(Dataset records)
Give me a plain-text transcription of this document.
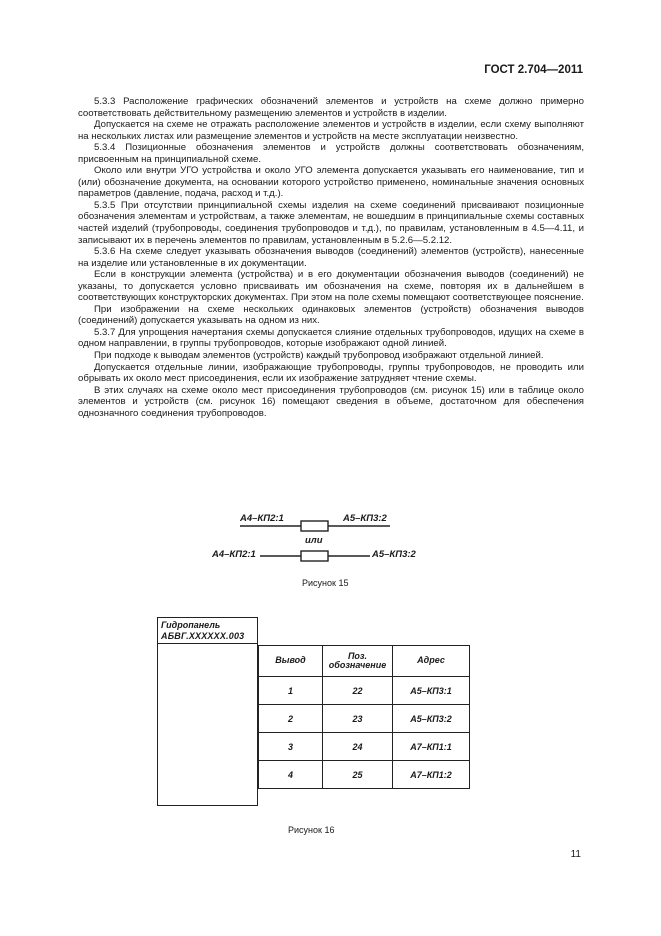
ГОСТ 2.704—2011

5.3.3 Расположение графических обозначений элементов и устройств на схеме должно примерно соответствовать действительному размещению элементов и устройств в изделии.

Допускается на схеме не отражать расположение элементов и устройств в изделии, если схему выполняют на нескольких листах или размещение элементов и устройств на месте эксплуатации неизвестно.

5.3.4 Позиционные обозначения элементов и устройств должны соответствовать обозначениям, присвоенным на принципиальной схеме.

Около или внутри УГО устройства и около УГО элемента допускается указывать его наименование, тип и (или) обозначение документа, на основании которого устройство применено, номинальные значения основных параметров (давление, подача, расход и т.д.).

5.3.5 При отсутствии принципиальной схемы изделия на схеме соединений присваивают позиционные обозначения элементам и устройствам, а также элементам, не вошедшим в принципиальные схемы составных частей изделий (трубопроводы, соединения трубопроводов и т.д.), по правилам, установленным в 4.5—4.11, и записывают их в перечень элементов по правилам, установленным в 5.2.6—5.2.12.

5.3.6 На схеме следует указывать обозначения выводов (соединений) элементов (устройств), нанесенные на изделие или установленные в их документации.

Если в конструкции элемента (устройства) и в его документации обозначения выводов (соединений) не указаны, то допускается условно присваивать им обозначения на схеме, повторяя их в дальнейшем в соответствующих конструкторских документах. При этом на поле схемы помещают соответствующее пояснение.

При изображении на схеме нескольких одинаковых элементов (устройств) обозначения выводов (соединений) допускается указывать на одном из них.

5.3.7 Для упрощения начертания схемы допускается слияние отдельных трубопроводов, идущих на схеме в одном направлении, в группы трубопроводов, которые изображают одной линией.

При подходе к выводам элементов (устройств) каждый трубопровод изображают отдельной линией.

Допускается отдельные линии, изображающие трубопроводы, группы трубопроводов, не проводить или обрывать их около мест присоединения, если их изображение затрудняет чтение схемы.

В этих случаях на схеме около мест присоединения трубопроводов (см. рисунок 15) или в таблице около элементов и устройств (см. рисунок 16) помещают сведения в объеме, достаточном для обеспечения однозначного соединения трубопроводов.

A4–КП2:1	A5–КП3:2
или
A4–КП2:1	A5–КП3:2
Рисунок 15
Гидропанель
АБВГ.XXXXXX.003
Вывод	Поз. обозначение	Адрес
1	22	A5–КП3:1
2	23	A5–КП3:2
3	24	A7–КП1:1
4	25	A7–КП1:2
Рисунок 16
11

(EXERCISE DETAILS) Copy every line from the records above that contains the word "обозначение".

(ANSWER TO THE TASK)
Около или внутри УГО устройства и около УГО элемента допускается указывать его наименование, тип и (или) обозначение документа, на основании которого устройство применено, номинальные значения основных параметров (давление, подача, расход и т.д.).
Вывод	Поз. обозначение	Адрес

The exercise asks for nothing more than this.